Items from a data source
※ ※ ※
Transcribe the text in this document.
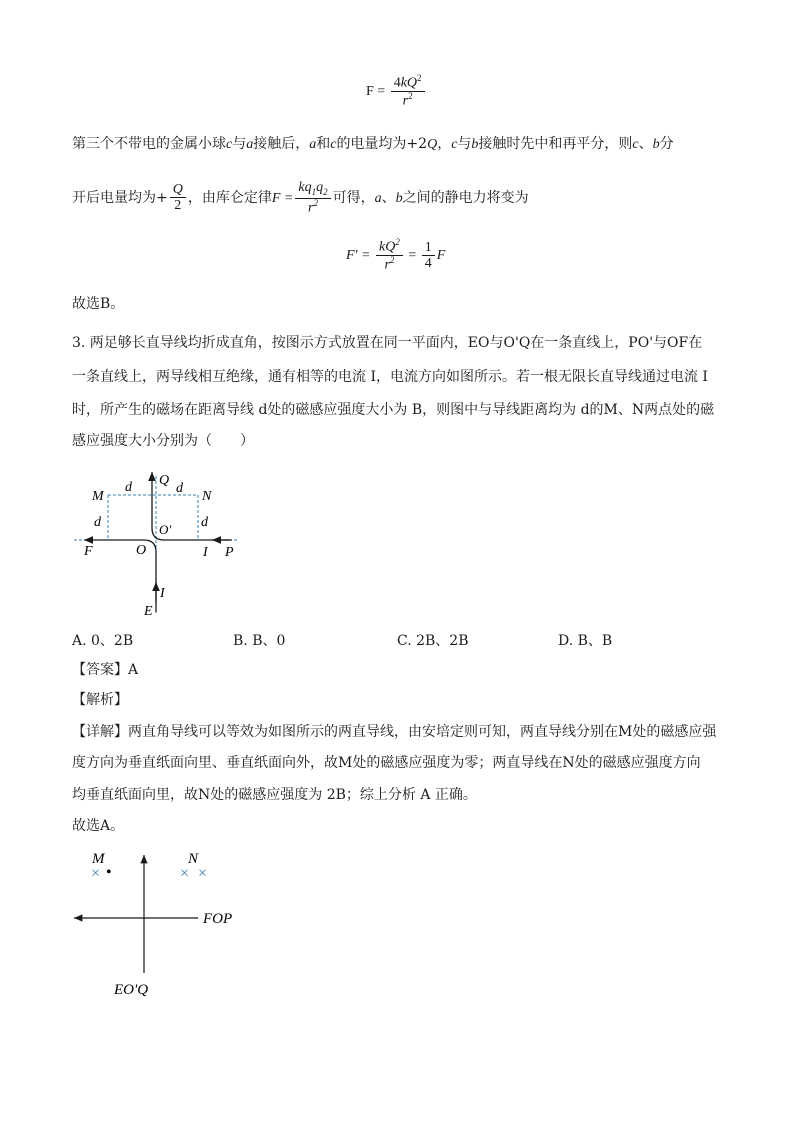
$F = \frac{4kQ^2}{r^2}$
第三个不带电的金属小球c与a接触后，a和c的电量均为+2Q，c与b接触时先中和再平分，则c、b分
开后电量均为+ $\frac{Q}{2}$ ，由库仑定律$F = \frac{kq_1q_2}{r^2}$ 可得，a、b之间的静电力将变为
$F' = \frac{kQ^2}{r^2} = \frac{1}{4}$ F
故选B。
3. 两足够长直导线均折成直角，按图示方式放置在同一平面内，EO与O'Q在一条直线上，PO'与OF在
一条直线上，两导线相互绝缘，通有相等的电流 I，电流方向如图所示。若一根无限长直导线通过电流 I
时，所产生的磁场在距离导线 d处的磁感应强度大小为 B，则图中与导线距离均为 d的M、N两点处的磁
感应强度大小分别为（　　）
M	N
Q
d	d
d	d
O′
O
F	I P
I
E
A. 0、2B	B. B、0	C. 2B、2B	D. B、B
【答案】A
【解析】
【详解】两直角导线可以等效为如图所示的两直导线，由安培定则可知，两直导线分别在M处的磁感应强
度方向为垂直纸面向里、垂直纸面向外，故M处的磁感应强度为零；两直导线在N处的磁感应强度方向
均垂直纸面向里，故N处的磁感应强度为 2B；综上分析 A 正确。
故选A。
M	N
× •	× ×
FOP
EO'Q
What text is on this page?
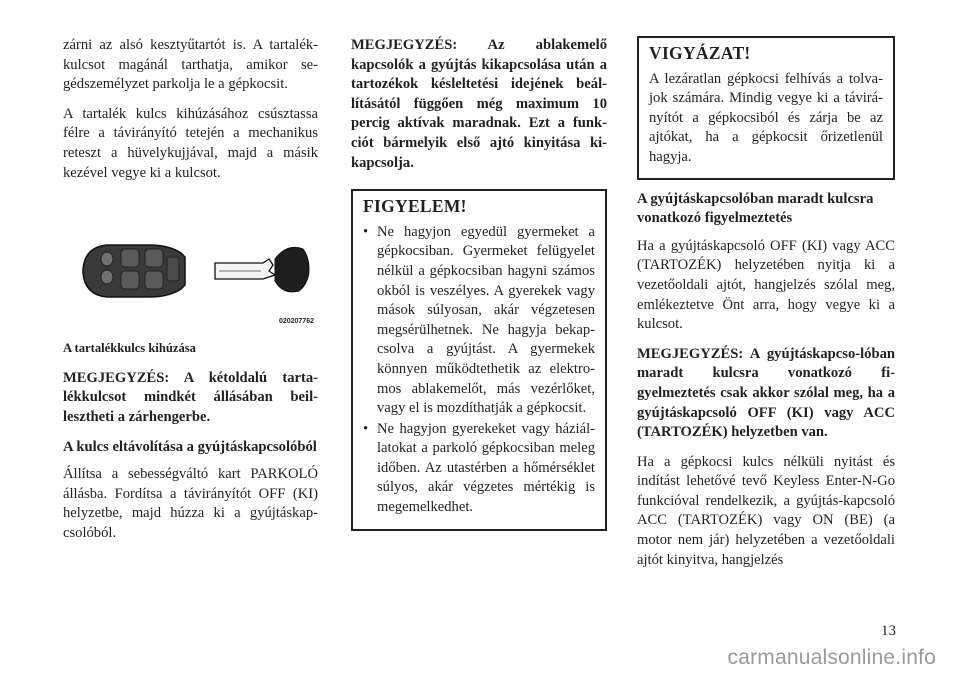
zárni az alsó kesztyűtartót is. A tartalék-kulcsot magánál tarthatja, amikor se-gédszemélyzet parkolja le a gépkocsit.

A tartalék kulcs kihúzásához csúsztassa félre a távirányító tetején a mechanikus reteszt a hüvelykujjával, majd a másik kezével vegye ki a kulcsot.

020207762

A tartalékkulcs kihúzása

MEGJEGYZÉS: A kétoldalú tarta-lékkulcsot mindkét állásában beil-lesztheti a zárhengerbe.

A kulcs eltávolítása a gyújtáskapcsolóból

Állítsa a sebességváltó kart PARKOLÓ állásba. Fordítsa a távirányítót OFF (KI) helyzetbe, majd húzza ki a gyújtáskap-csolóból.

MEGJEGYZÉS: Az ablakemelő kapcsolók a gyújtás kikapcsolása után a tartozékok késleltetési idejének beál-lításától függően még maximum 10 percig aktívak maradnak. Ezt a funk-ciót bármelyik első ajtó kinyitása ki-kapcsolja.

FIGYELEM!
• Ne hagyjon egyedül gyermeket a gépkocsiban. Gyermeket felügyelet nélkül a gépkocsiban hagyni számos okból is veszélyes. A gyerekek vagy mások súlyosan, akár végzetesen megsérülhetnek. Ne hagyja bekap-csolva a gyújtást. A gyermekek könnyen működtethetik az elektro-mos ablakemelőt, más vezérlőket, vagy el is mozdíthatják a gépkocsit.
• Ne hagyjon gyerekeket vagy háziál-latokat a parkoló gépkocsiban meleg időben. Az utastérben a hőmérséklet súlyos, akár végzetes mértékig is megemelkedhet.
VIGYÁZAT!

A lezáratlan gépkocsi felhívás a tolva-jok számára. Mindig vegye ki a távirá-nyítót a gépkocsiból és zárja be az ajtókat, ha a gépkocsit őrizetlenül hagyja.

A gyújtáskapcsolóban maradt kulcsra vonatkozó figyelmeztetés

Ha a gyújtáskapcsoló OFF (KI) vagy ACC (TARTOZÉK) helyzetében nyitja ki a vezetőoldali ajtót, hangjelzés szólal meg, emlékeztetve Önt arra, hogy vegye ki a kulcsot.

MEGJEGYZÉS: A gyújtáskapcso-lóban maradt kulcsra vonatkozó fi-gyelmeztetés csak akkor szólal meg, ha a gyújtáskapcsoló OFF (KI) vagy ACC (TARTOZÉK) helyzetben van.

Ha a gépkocsi kulcs nélküli nyitást és indítást lehetővé tevő Keyless Enter-N-Go funkcióval rendelkezik, a gyújtás-kapcsoló ACC (TARTOZÉK) vagy ON (BE) (a motor nem jár) helyzetében a vezetőoldali ajtót kinyitva, hangjelzés

13
carmanualsonline.info
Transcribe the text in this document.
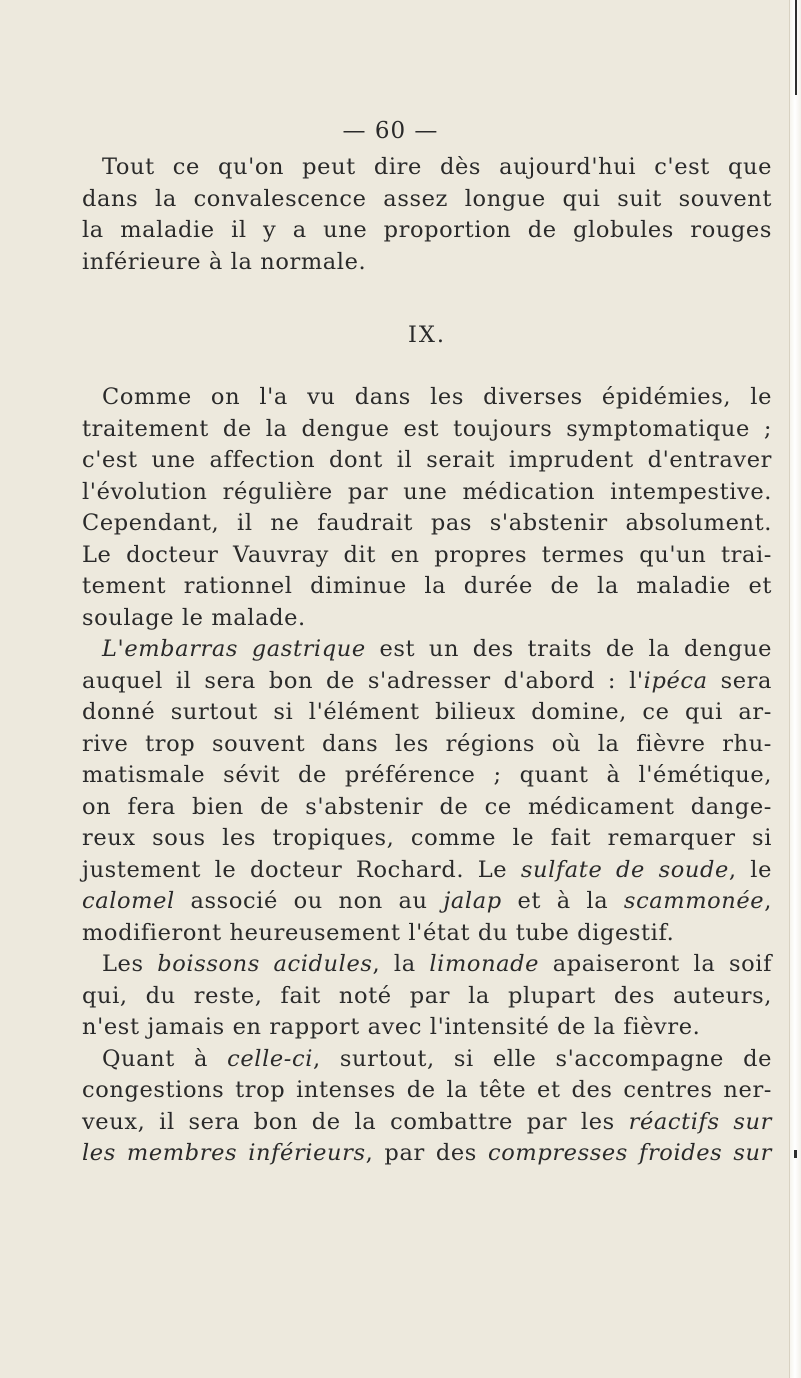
— 60 —
Tout ce qu'on peut dire dès aujourd'hui c'est que
dans la convalescence assez longue qui suit souvent
la maladie il y a une proportion de globules rouges
inférieure à la normale.
IX.
Comme on l'a vu dans les diverses épidémies, le
traitement de la dengue est toujours symptomatique ;
c'est une affection dont il serait imprudent d'entraver
l'évolution régulière par une médication intempestive.
Cependant, il ne faudrait pas s'abstenir absolument.
Le docteur Vauvray dit en propres termes qu'un trai-
tement rationnel diminue la durée de la maladie et
soulage le malade.
L'embarras gastrique est un des traits de la dengue
auquel il sera bon de s'adresser d'abord : l'ipéca sera
donné surtout si l'élément bilieux domine, ce qui ar-
rive trop souvent dans les régions où la fièvre rhu-
matismale sévit de préférence ; quant à l'émétique,
on fera bien de s'abstenir de ce médicament dange-
reux sous les tropiques, comme le fait remarquer si
justement le docteur Rochard. Le sulfate de soude, le
calomel associé ou non au jalap et à la scammonée,
modifieront heureusement l'état du tube digestif.
Les boissons acidules, la limonade apaiseront la soif
qui, du reste, fait noté par la plupart des auteurs,
n'est jamais en rapport avec l'intensité de la fièvre.
Quant à celle-ci, surtout, si elle s'accompagne de
congestions trop intenses de la tête et des centres ner-
veux, il sera bon de la combattre par les réactifs sur
les membres inférieurs, par des compresses froides sur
※ ※ ※
> EXERCISE
Repeat the data exactly in full, omitting its pictures.

> COMPLETED EXERCISE
Transcribe the text in this document.
$F = \frac{4kQ^2}{r^2}$
第三个不带电的金属小球c与a接触后，a和c的电量均为+2Q，c与b接触时先中和再平分，则c、b分
开后电量均为+ $\frac{Q}{2}$ ，由库仑定律$F = \frac{kq_1q_2}{r^2}$ 可得，a、b之间的静电力将变为
$F' = \frac{kQ^2}{r^2} = \frac{1}{4}$ F
故选B。
3. 两足够长直导线均折成直角，按图示方式放置在同一平面内，EO与O'Q在一条直线上，PO'与OF在
一条直线上，两导线相互绝缘，通有相等的电流 I，电流方向如图所示。若一根无限长直导线通过电流 I
时，所产生的磁场在距离导线 d处的磁感应强度大小为 B，则图中与导线距离均为 d的M、N两点处的磁
感应强度大小分别为（　　）
M	N
Q
d	d
d	d
O′
O
F	I P
I
E
A. 0、2B	B. B、0	C. 2B、2B	D. B、B
【答案】A
【解析】
【详解】两直角导线可以等效为如图所示的两直导线，由安培定则可知，两直导线分别在M处的磁感应强
度方向为垂直纸面向里、垂直纸面向外，故M处的磁感应强度为零；两直导线在N处的磁感应强度方向
均垂直纸面向里，故N处的磁感应强度为 2B；综上分析 A 正确。
故选A。
M	N
× •	× ×
FOP
EO'Q
What text is on this page?
zárni az alsó kesztyűtartót is. A tartalék-kulcsot magánál tarthatja, amikor se-gédszemélyzet parkolja le a gépkocsit.

A tartalék kulcs kihúzásához csúsztassa félre a távirányító tetején a mechanikus reteszt a hüvelykujjával, majd a másik kezével vegye ki a kulcsot.

020207762

A tartalékkulcs kihúzása

MEGJEGYZÉS: A kétoldalú tarta-lékkulcsot mindkét állásában beil-lesztheti a zárhengerbe.

A kulcs eltávolítása a gyújtáskapcsolóból

Állítsa a sebességváltó kart PARKOLÓ állásba. Fordítsa a távirányítót OFF (KI) helyzetbe, majd húzza ki a gyújtáskap-csolóból.

MEGJEGYZÉS: Az ablakemelő kapcsolók a gyújtás kikapcsolása után a tartozékok késleltetési idejének beál-lításától függően még maximum 10 percig aktívak maradnak. Ezt a funk-ciót bármelyik első ajtó kinyitása ki-kapcsolja.

FIGYELEM!
• Ne hagyjon egyedül gyermeket a gépkocsiban. Gyermeket felügyelet nélkül a gépkocsiban hagyni számos okból is veszélyes. A gyerekek vagy mások súlyosan, akár végzetesen megsérülhetnek. Ne hagyja bekap-csolva a gyújtást. A gyermekek könnyen működtethetik az elektro-mos ablakemelőt, más vezérlőket, vagy el is mozdíthatják a gépkocsit.
• Ne hagyjon gyerekeket vagy háziál-latokat a parkoló gépkocsiban meleg időben. Az utastérben a hőmérséklet súlyos, akár végzetes mértékig is megemelkedhet.
VIGYÁZAT!

A lezáratlan gépkocsi felhívás a tolva-jok számára. Mindig vegye ki a távirá-nyítót a gépkocsiból és zárja be az ajtókat, ha a gépkocsit őrizetlenül hagyja.

A gyújtáskapcsolóban maradt kulcsra vonatkozó figyelmeztetés

Ha a gyújtáskapcsoló OFF (KI) vagy ACC (TARTOZÉK) helyzetében nyitja ki a vezetőoldali ajtót, hangjelzés szólal meg, emlékeztetve Önt arra, hogy vegye ki a kulcsot.

MEGJEGYZÉS: A gyújtáskapcso-lóban maradt kulcsra vonatkozó fi-gyelmeztetés csak akkor szólal meg, ha a gyújtáskapcsoló OFF (KI) vagy ACC (TARTOZÉK) helyzetben van.

Ha a gépkocsi kulcs nélküli nyitást és indítást lehetővé tevő Keyless Enter-N-Go funkcióval rendelkezik, a gyújtás-kapcsoló ACC (TARTOZÉK) vagy ON (BE) (a motor nem jár) helyzetében a vezetőoldali ajtót kinyitva, hangjelzés

13
carmanualsonline.info
Transcribe the text in this document.
— 60 —
Tout ce qu'on peut dire dès aujourd'hui c'est que
dans la convalescence assez longue qui suit souvent
la maladie il y a une proportion de globules rouges
inférieure à la normale.
IX.
Comme on l'a vu dans les diverses épidémies, le
traitement de la dengue est toujours symptomatique ;
c'est une affection dont il serait imprudent d'entraver
l'évolution régulière par une médication intempestive.
Cependant, il ne faudrait pas s'abstenir absolument.
Le docteur Vauvray dit en propres termes qu'un trai-
tement rationnel diminue la durée de la maladie et
soulage le malade.
L'embarras gastrique est un des traits de la dengue
auquel il sera bon de s'adresser d'abord : l'ipéca sera
donné surtout si l'élément bilieux domine, ce qui ar-
rive trop souvent dans les régions où la fièvre rhu-
matismale sévit de préférence ; quant à l'émétique,
on fera bien de s'abstenir de ce médicament dange-
reux sous les tropiques, comme le fait remarquer si
justement le docteur Rochard. Le sulfate de soude, le
calomel associé ou non au jalap et à la scammonée,
modifieront heureusement l'état du tube digestif.
Les boissons acidules, la limonade apaiseront la soif
qui, du reste, fait noté par la plupart des auteurs,
n'est jamais en rapport avec l'intensité de la fièvre.
Quant à celle-ci, surtout, si elle s'accompagne de
congestions trop intenses de la tête et des centres ner-
veux, il sera bon de la combattre par les réactifs sur
les membres inférieurs, par des compresses froides sur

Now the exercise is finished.